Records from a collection
· · · · ·

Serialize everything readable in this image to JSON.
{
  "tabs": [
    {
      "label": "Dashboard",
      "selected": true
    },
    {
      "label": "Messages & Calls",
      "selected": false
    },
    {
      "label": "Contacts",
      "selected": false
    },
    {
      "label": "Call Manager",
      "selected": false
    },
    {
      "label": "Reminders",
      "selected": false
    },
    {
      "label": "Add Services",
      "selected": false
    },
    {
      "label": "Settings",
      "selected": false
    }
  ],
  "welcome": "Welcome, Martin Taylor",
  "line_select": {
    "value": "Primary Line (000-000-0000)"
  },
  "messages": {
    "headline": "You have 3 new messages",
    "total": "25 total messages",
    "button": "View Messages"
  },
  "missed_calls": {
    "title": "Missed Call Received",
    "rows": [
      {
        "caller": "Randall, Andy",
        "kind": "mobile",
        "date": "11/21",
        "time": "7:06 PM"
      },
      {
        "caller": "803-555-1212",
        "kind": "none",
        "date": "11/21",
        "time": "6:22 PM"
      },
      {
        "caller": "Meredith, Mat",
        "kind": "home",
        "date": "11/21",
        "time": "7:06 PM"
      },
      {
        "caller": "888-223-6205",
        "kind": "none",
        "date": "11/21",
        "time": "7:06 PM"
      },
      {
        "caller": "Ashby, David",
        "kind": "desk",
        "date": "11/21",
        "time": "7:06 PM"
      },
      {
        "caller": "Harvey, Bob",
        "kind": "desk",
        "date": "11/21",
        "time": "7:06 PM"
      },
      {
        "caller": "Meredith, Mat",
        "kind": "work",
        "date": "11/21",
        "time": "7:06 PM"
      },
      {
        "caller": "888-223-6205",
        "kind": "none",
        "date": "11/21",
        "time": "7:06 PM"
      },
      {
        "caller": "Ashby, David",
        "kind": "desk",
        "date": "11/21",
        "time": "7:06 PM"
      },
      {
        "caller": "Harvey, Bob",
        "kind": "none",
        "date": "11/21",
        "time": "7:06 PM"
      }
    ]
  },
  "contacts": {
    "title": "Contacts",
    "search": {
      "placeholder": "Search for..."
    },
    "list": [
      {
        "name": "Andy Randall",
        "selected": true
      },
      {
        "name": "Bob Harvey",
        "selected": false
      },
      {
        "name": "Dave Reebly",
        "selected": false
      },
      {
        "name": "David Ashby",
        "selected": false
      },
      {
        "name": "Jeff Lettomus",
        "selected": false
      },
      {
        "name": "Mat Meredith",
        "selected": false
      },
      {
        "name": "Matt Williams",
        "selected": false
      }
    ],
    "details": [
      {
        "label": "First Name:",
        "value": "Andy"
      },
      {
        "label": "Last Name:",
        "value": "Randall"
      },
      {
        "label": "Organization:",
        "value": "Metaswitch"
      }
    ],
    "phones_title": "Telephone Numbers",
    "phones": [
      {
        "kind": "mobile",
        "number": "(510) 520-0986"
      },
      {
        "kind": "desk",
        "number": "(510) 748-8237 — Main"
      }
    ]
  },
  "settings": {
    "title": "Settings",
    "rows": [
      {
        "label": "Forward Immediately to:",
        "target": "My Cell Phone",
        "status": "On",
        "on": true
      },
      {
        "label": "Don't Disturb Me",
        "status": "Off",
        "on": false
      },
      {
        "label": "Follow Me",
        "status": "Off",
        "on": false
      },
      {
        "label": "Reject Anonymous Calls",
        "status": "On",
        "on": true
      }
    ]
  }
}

· · · · ·

| What is asked |
Extract the data in full. Keep it word for word.

| Solution below |
Serialize everything readable in this image to JSON.
{
  "tabs": [
    {
      "label": "Dashboard",
      "selected": true
    },
    {
      "label": "Messages & Calls",
      "selected": false
    },
    {
      "label": "Contacts",
      "selected": false
    },
    {
      "label": "Call Manager",
      "selected": false
    },
    {
      "label": "Reminders",
      "selected": false
    },
    {
      "label": "Add Services",
      "selected": false
    },
    {
      "label": "Settings",
      "selected": false
    }
  ],
  "welcome": "Welcome, Martin Taylor",
  "line_select": {
    "value": "Primary Line (000-000-0000)"
  },
  "messages": {
    "headline": "You have 3 new messages",
    "total": "25 total messages",
    "button": "View Messages"
  },
  "missed_calls": {
    "title": "Missed Call Received",
    "rows": [
      {
        "caller": "Randall, Andy",
        "kind": "mobile",
        "date": "11/21",
        "time": "7:06 PM"
      },
      {
        "caller": "803-555-1212",
        "kind": "none",
        "date": "11/21",
        "time": "6:22 PM"
      },
      {
        "caller": "Meredith, Mat",
        "kind": "home",
        "date": "11/21",
        "time": "7:06 PM"
      },
      {
        "caller": "888-223-6205",
        "kind": "none",
        "date": "11/21",
        "time": "7:06 PM"
      },
      {
        "caller": "Ashby, David",
        "kind": "desk",
        "date": "11/21",
        "time": "7:06 PM"
      },
      {
        "caller": "Harvey, Bob",
        "kind": "desk",
        "date": "11/21",
        "time": "7:06 PM"
      },
      {
        "caller": "Meredith, Mat",
        "kind": "work",
        "date": "11/21",
        "time": "7:06 PM"
      },
      {
        "caller": "888-223-6205",
        "kind": "none",
        "date": "11/21",
        "time": "7:06 PM"
      },
      {
        "caller": "Ashby, David",
        "kind": "desk",
        "date": "11/21",
        "time": "7:06 PM"
      },
      {
        "caller": "Harvey, Bob",
        "kind": "none",
        "date": "11/21",
        "time": "7:06 PM"
      }
    ]
  },
  "contacts": {
    "title": "Contacts",
    "search": {
      "placeholder": "Search for..."
    },
    "list": [
      {
        "name": "Andy Randall",
        "selected": true
      },
      {
        "name": "Bob Harvey",
        "selected": false
      },
      {
        "name": "Dave Reebly",
        "selected": false
      },
      {
        "name": "David Ashby",
        "selected": false
      },
      {
        "name": "Jeff Lettomus",
        "selected": false
      },
      {
        "name": "Mat Meredith",
        "selected": false
      },
      {
        "name": "Matt Williams",
        "selected": false
      }
    ],
    "details": [
      {
        "label": "First Name:",
        "value": "Andy"
      },
      {
        "label": "Last Name:",
        "value": "Randall"
      },
      {
        "label": "Organization:",
        "value": "Metaswitch"
      }
    ],
    "phones_title": "Telephone Numbers",
    "phones": [
      {
        "kind": "mobile",
        "number": "(510) 520-0986"
      },
      {
        "kind": "desk",
        "number": "(510) 748-8237 — Main"
      }
    ]
  },
  "settings": {
    "title": "Settings",
    "rows": [
      {
        "label": "Forward Immediately to:",
        "target": "My Cell Phone",
        "status": "On",
        "on": true
      },
      {
        "label": "Don't Disturb Me",
        "status": "Off",
        "on": false
      },
      {
        "label": "Follow Me",
        "status": "Off",
        "on": false
      },
      {
        "label": "Reject Anonymous Calls",
        "status": "On",
        "on": true
      }
    ]
  }
}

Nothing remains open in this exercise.